--- Start Exercise inputs ---
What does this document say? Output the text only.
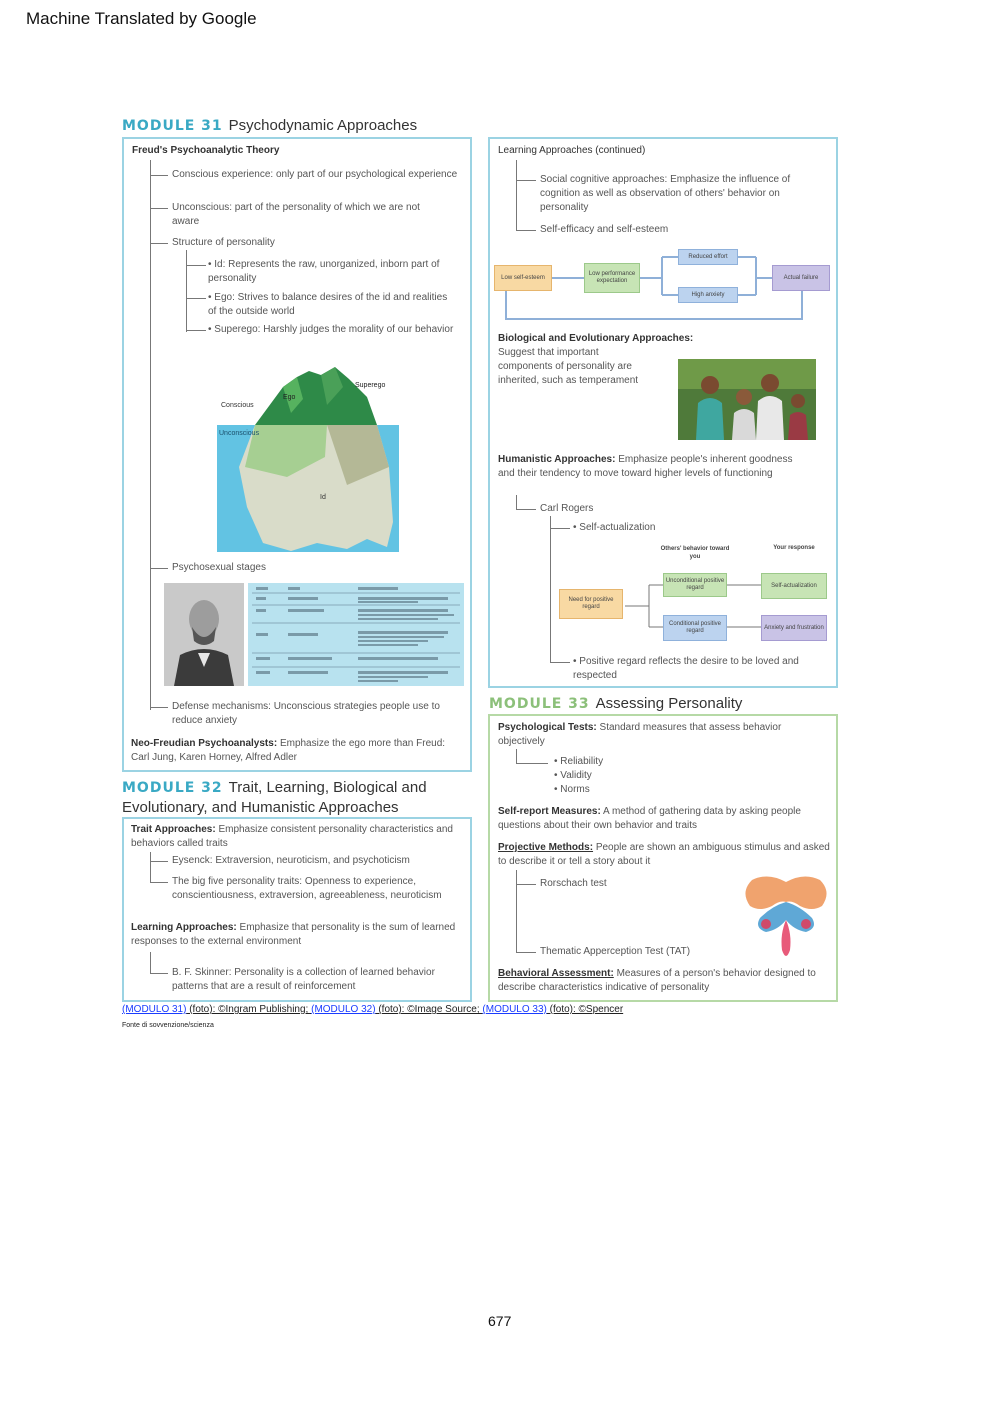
Machine Translated by Google
MODULE 31 Psychodynamic Approaches
Freud's Psychoanalytic Theory
Conscious experience: only part of our psychological experience
Unconscious: part of the personality of which we are not aware
Structure of personality
• Id: Represents the raw, unorganized, inborn part of personality
• Ego: Strives to balance desires of the id and realities of the outside world
• Superego: Harshly judges the morality of our behavior
Superego
Ego
Conscious
Unconscious
Id
Psychosexual stages
Defense mechanisms: Unconscious strategies people use to reduce anxiety
Neo-Freudian Psychoanalysts: Emphasize the ego more than Freud: Carl Jung, Karen Horney, Alfred Adler
MODULE 32 Trait, Learning, Biological and
Evolutionary, and Humanistic Approaches
Trait Approaches: Emphasize consistent personality characteristics and behaviors called traits
Eysenck: Extraversion, neuroticism, and psychoticism
The big five personality traits: Openness to experience, conscientiousness, extraversion, agreeableness, neuroticism
Learning Approaches: Emphasize that personality is the sum of learned responses to the external environment
B. F. Skinner: Personality is a collection of learned behavior patterns that are a result of reinforcement
Learning Approaches (continued)
Social cognitive approaches: Emphasize the influence of cognition as well as observation of others' behavior on personality
Self-efficacy and self-esteem
Low self-esteem
Low performance expectation
Reduced effort
High anxiety
Actual failure
Biological and Evolutionary Approaches:
Suggest that important components of personality are inherited, such as temperament
Humanistic Approaches: Emphasize people's inherent goodness and their tendency to move toward higher levels of functioning
Carl Rogers
• Self-actualization
Others' behavior toward you
Your response
Need for positive regard
Unconditional positive regard
Conditional positive regard
Self-actualization
Anxiety and frustration
• Positive regard reflects the desire to be loved and respected
MODULE 33 Assessing Personality
Psychological Tests: Standard measures that assess behavior objectively
• Reliability
• Validity
• Norms
Self-report Measures: A method of gathering data by asking people questions about their own behavior and traits
Projective Methods: People are shown an ambiguous stimulus and asked to describe it or tell a story about it
Rorschach test
Thematic Apperception Test (TAT)
Behavioral Assessment: Measures of a person's behavior designed to describe characteristics indicative of personality
(MODULO 31) (foto): ©Ingram Publishing; (MODULO 32) (foto): ©Image Source; (MODULO 33) (foto): ©Spencer
Fonte di sovvenzione/scienza
677
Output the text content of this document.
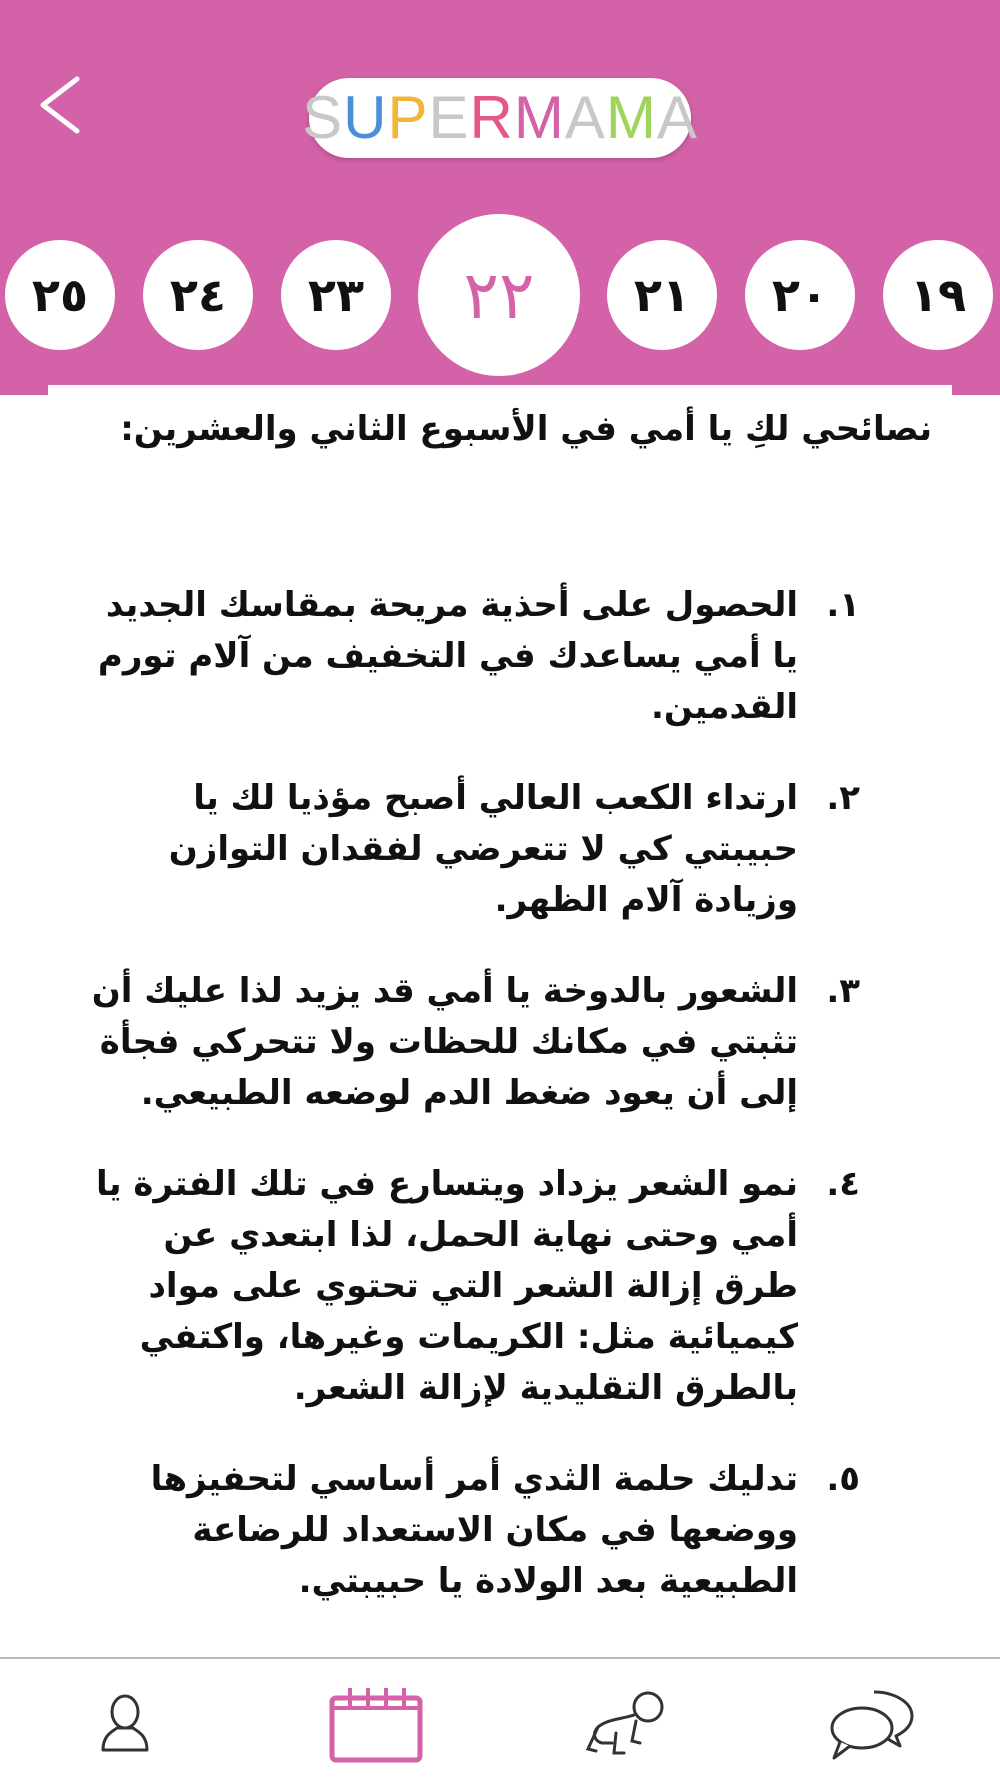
S U P E R M A M A
٢٥	٢٤	٢٣	٢٢	٢١	٢٠	١٩
نصائحي لكِ يا أمي في الأسبوع الثاني والعشرين:
١.
الحصول على أحذية مريحة بمقاسك الجديد يا أمي يساعدك في التخفيف من آلام تورم القدمين.
٢.
ارتداء الكعب العالي أصبح مؤذيا لك يا حبيبتي كي لا تتعرضي لفقدان التوازن وزيادة آلام الظهر.
٣.
الشعور بالدوخة يا أمي قد يزيد لذا عليك أن تثبتي في مكانك للحظات ولا تتحركي فجأة إلى أن يعود ضغط الدم لوضعه الطبيعي.
٤.
نمو الشعر يزداد ويتسارع في تلك الفترة يا أمي وحتى نهاية الحمل، لذا ابتعدي عن طرق إزالة الشعر التي تحتوي على مواد كيميائية مثل: الكريمات وغيرها، واكتفي بالطرق التقليدية لإزالة الشعر.
٥.
تدليك حلمة الثدي أمر أساسي لتحفيزها ووضعها في مكان الاستعداد للرضاعة الطبيعية بعد الولادة يا حبيبتي.
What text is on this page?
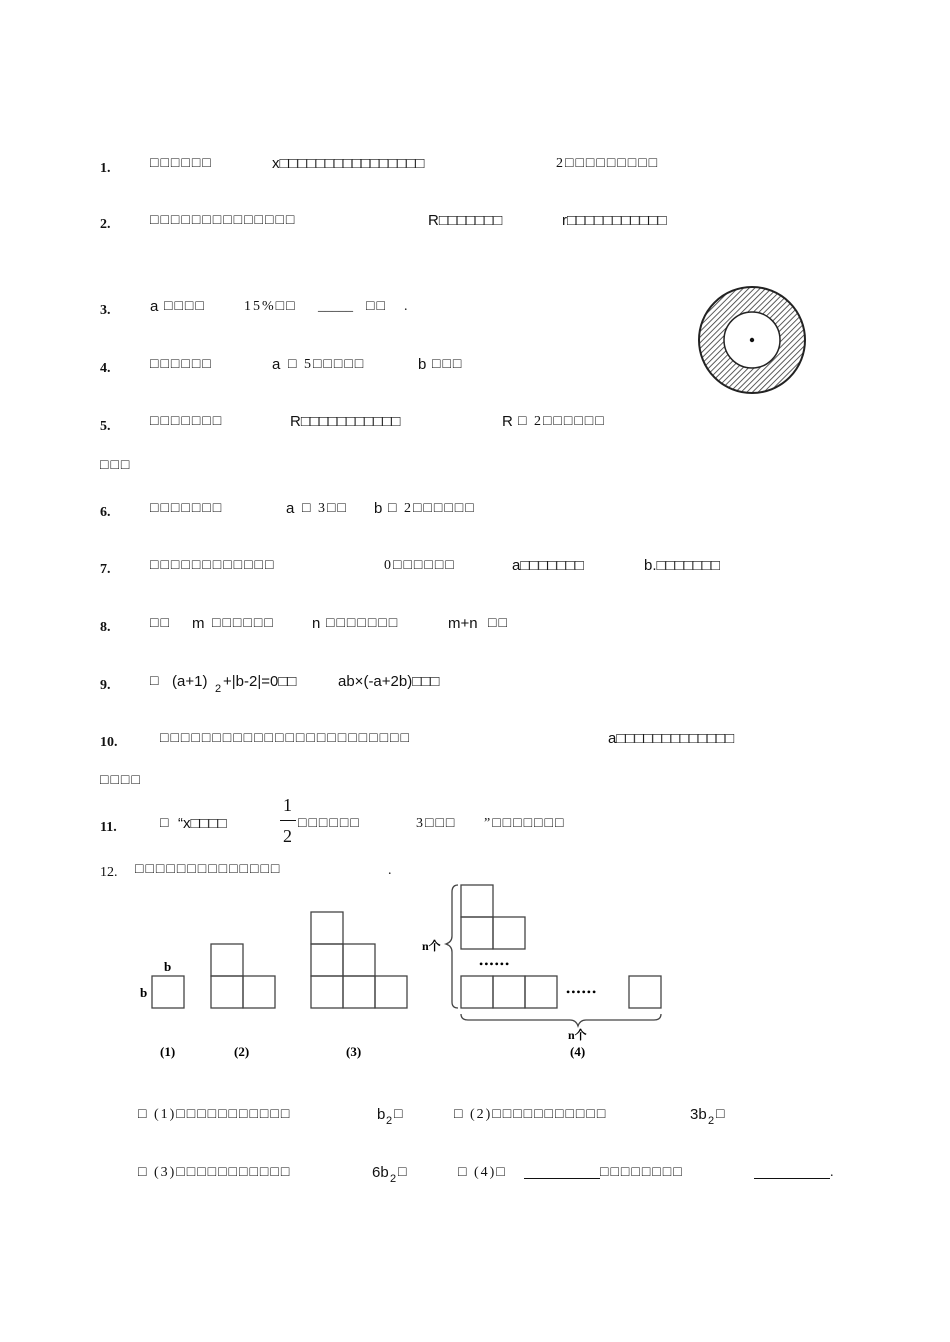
1.
2.
3.
4.
5.
6.
7.
8.
9.
10.
11.
12.
□□□□□□	x□□□□□□□□□□□□□□□□	2□□□□□□□□□
□□□□□□□□□□□□□□	R□□□□□□□	r□□□□□□□□□□□
a □□□□	15%□□ _____ □□ .
□□□□□□	a □ 5□□□□□	b □□□
□□□□□□□	R□□□□□□□□□□□	R □ 2□□□□□□
□□□
□□□□□□□	a □ 3□□ b □ 2□□□□□□
□□□□□□□□□□□□	0□□□□□□	a□□□□□□□	b.□□□□□□□
□□ m □□□□□□ n □□□□□□□	m+n □□
□ (a+1) 2 +|b-2|=0□□	ab×(-a+2b)□□□
□□□□□□□□□□□□□□□□□□□□□□□□	a□□□□□□□□□□□□□
□□□□
□ “x□□□□
1
2
□□□□□□	3□□□ ”□□□□□□□
□□□□□□□□□□□□□□	.
b
b
n个
n个
••••••
••••••
(1)	(2)	(3)	(4)
□ (1)□□□□□□□□□□□	b 2 □	□ (2)□□□□□□□□□□□	3b 2 □
□ (3)□□□□□□□□□□□	6b 2 □	□ (4)□	□□□□□□□□	.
--- End Exercise inputs ---
**To do**
Copy every line of the data word for word, omitting the images.

**Written solution**
What does this document say? Output the text only.
Machine Translated by Google
MODULE 31 Psychodynamic Approaches
Freud's Psychoanalytic Theory
Conscious experience: only part of our psychological experience
Unconscious: part of the personality of which we are not aware
Structure of personality
• Id: Represents the raw, unorganized, inborn part of personality
• Ego: Strives to balance desires of the id and realities of the outside world
• Superego: Harshly judges the morality of our behavior
Superego
Ego
Conscious
Unconscious
Id
Psychosexual stages
Defense mechanisms: Unconscious strategies people use to reduce anxiety
Neo-Freudian Psychoanalysts: Emphasize the ego more than Freud: Carl Jung, Karen Horney, Alfred Adler
MODULE 32 Trait, Learning, Biological and
Evolutionary, and Humanistic Approaches
Trait Approaches: Emphasize consistent personality characteristics and behaviors called traits
Eysenck: Extraversion, neuroticism, and psychoticism
The big five personality traits: Openness to experience, conscientiousness, extraversion, agreeableness, neuroticism
Learning Approaches: Emphasize that personality is the sum of learned responses to the external environment
B. F. Skinner: Personality is a collection of learned behavior patterns that are a result of reinforcement
Learning Approaches (continued)
Social cognitive approaches: Emphasize the influence of cognition as well as observation of others' behavior on personality
Self-efficacy and self-esteem
Low self-esteem
Low performance expectation
Reduced effort
High anxiety
Actual failure
Biological and Evolutionary Approaches:
Suggest that important components of personality are inherited, such as temperament
Humanistic Approaches: Emphasize people's inherent goodness and their tendency to move toward higher levels of functioning
Carl Rogers
• Self-actualization
Others' behavior toward you
Your response
Need for positive regard
Unconditional positive regard
Conditional positive regard
Self-actualization
Anxiety and frustration
• Positive regard reflects the desire to be loved and respected
MODULE 33 Assessing Personality
Psychological Tests: Standard measures that assess behavior objectively
• Reliability
• Validity
• Norms
Self-report Measures: A method of gathering data by asking people questions about their own behavior and traits
Projective Methods: People are shown an ambiguous stimulus and asked to describe it or tell a story about it
Rorschach test
Thematic Apperception Test (TAT)
Behavioral Assessment: Measures of a person's behavior designed to describe characteristics indicative of personality
(MODULO 31) (foto): ©Ingram Publishing; (MODULO 32) (foto): ©Image Source; (MODULO 33) (foto): ©Spencer
Fonte di sovvenzione/scienza
677
Output the text content of this document.
S U P E R M A M A
٢٥	٢٤	٢٣	٢٢	٢١	٢٠	١٩
نصائحي لكِ يا أمي في الأسبوع الثاني والعشرين:
١.
الحصول على أحذية مريحة بمقاسك الجديد يا أمي يساعدك في التخفيف من آلام تورم القدمين.
٢.
ارتداء الكعب العالي أصبح مؤذيا لك يا حبيبتي كي لا تتعرضي لفقدان التوازن وزيادة آلام الظهر.
٣.
الشعور بالدوخة يا أمي قد يزيد لذا عليك أن تثبتي في مكانك للحظات ولا تتحركي فجأة إلى أن يعود ضغط الدم لوضعه الطبيعي.
٤.
نمو الشعر يزداد ويتسارع في تلك الفترة يا أمي وحتى نهاية الحمل، لذا ابتعدي عن طرق إزالة الشعر التي تحتوي على مواد كيميائية مثل: الكريمات وغيرها، واكتفي بالطرق التقليدية لإزالة الشعر.
٥.
تدليك حلمة الثدي أمر أساسي لتحفيزها ووضعها في مكان الاستعداد للرضاعة الطبيعية بعد الولادة يا حبيبتي.
What text is on this page?
1.
2.
3.
4.
5.
6.
7.
8.
9.
10.
11.
12.
□□□□□□	x□□□□□□□□□□□□□□□□	2□□□□□□□□□
□□□□□□□□□□□□□□	R□□□□□□□	r□□□□□□□□□□□
a □□□□	15%□□ _____ □□ .
□□□□□□	a □ 5□□□□□	b □□□
□□□□□□□	R□□□□□□□□□□□	R □ 2□□□□□□
□□□
□□□□□□□	a □ 3□□ b □ 2□□□□□□
□□□□□□□□□□□□	0□□□□□□	a□□□□□□□	b.□□□□□□□
□□ m □□□□□□ n □□□□□□□	m+n □□
□ (a+1) 2 +|b-2|=0□□	ab×(-a+2b)□□□
□□□□□□□□□□□□□□□□□□□□□□□□	a□□□□□□□□□□□□□
□□□□
□ “x□□□□
1
2
□□□□□□	3□□□ ”□□□□□□□
□□□□□□□□□□□□□□	.
b
b
n个
n个
••••••
••••••
(1)	(2)	(3)	(4)
□ (1)□□□□□□□□□□□	b 2 □	□ (2)□□□□□□□□□□□	3b 2 □
□ (3)□□□□□□□□□□□	6b 2 □	□ (4)□	□□□□□□□□	.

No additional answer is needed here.